▸ **WHAT THE TASK ASKS**
Determine how many lines carry the word "денежной". Output that number only.

▸ **MATERIAL PROVIDED**
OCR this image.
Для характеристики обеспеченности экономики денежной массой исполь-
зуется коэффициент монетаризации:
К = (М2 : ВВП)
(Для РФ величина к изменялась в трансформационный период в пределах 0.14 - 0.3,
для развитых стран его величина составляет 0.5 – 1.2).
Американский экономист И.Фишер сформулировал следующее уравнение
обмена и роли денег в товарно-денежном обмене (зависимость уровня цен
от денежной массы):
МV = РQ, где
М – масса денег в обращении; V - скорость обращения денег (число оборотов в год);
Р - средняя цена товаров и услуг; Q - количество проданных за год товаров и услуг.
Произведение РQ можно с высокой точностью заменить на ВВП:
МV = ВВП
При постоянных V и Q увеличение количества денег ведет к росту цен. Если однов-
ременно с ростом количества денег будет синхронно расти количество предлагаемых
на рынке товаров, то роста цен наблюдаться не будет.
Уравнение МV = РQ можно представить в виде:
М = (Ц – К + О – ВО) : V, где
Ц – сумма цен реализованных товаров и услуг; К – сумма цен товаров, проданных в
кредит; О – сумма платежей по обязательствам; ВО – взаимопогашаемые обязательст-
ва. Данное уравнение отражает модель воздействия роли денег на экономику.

▸ **RESULT OF THE TASK**
2